§ **STATED PROBLEM**: Format every line of the listing below as a JSON list of strings, one string per line, skipping any blank lines. Leave the pictures out.

══ EXTRACTED RECORDS ══

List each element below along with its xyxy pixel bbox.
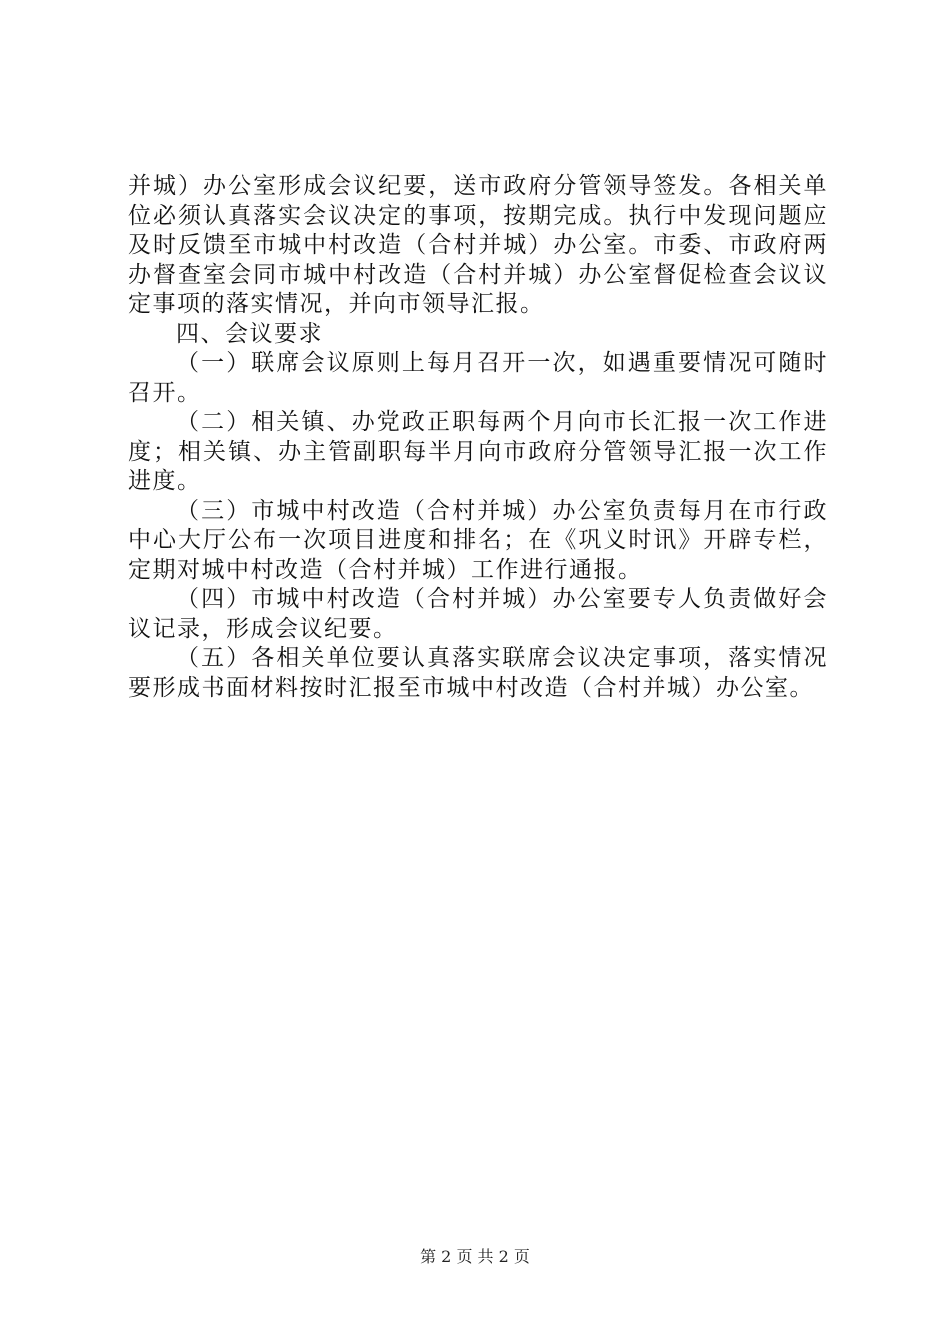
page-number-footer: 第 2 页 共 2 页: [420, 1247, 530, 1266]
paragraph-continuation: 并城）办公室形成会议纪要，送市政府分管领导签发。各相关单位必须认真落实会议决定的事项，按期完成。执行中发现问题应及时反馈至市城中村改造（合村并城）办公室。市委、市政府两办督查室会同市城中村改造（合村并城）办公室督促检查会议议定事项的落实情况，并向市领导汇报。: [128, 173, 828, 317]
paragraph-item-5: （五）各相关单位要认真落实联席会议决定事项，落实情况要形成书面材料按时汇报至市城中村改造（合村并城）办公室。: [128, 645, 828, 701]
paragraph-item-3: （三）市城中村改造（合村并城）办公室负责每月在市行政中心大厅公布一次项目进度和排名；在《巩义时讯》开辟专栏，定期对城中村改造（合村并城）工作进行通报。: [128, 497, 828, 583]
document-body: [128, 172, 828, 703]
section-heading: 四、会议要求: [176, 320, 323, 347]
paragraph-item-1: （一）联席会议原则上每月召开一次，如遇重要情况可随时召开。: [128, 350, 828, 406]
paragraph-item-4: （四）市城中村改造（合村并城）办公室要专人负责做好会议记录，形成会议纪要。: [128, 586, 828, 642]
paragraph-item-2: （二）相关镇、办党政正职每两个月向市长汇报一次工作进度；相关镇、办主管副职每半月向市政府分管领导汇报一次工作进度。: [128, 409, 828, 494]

═══

§ **EXPECTED ANSWER**:
[
  "List each element below along with its xyxy pixel bbox.",
  "page-number-footer: 第 2 页 共 2 页: [420, 1247, 530, 1266]",
  "paragraph-continuation: 并城）办公室形成会议纪要，送市政府分管领导签发。各相关单位必须认真落实会议决定的事项，按期完成。执行中发现问题应及时反馈至市城中村改造（合村并城）办公室。市委、市政府两办督查室会同市城中村改造（合村并城）办公室督促检查会议议定事项的落实情况，并向市领导汇报。: [128, 173, 828, 317]",
  "paragraph-item-5: （五）各相关单位要认真落实联席会议决定事项，落实情况要形成书面材料按时汇报至市城中村改造（合村并城）办公室。: [128, 645, 828, 701]",
  "paragraph-item-3: （三）市城中村改造（合村并城）办公室负责每月在市行政中心大厅公布一次项目进度和排名；在《巩义时讯》开辟专栏，定期对城中村改造（合村并城）工作进行通报。: [128, 497, 828, 583]",
  "document-body: [128, 172, 828, 703]",
  "section-heading: 四、会议要求: [176, 320, 323, 347]",
  "paragraph-item-1: （一）联席会议原则上每月召开一次，如遇重要情况可随时召开。: [128, 350, 828, 406]",
  "paragraph-item-4: （四）市城中村改造（合村并城）办公室要专人负责做好会议记录，形成会议纪要。: [128, 586, 828, 642]",
  "paragraph-item-2: （二）相关镇、办党政正职每两个月向市长汇报一次工作进度；相关镇、办主管副职每半月向市政府分管领导汇报一次工作进度。: [128, 409, 828, 494]"
]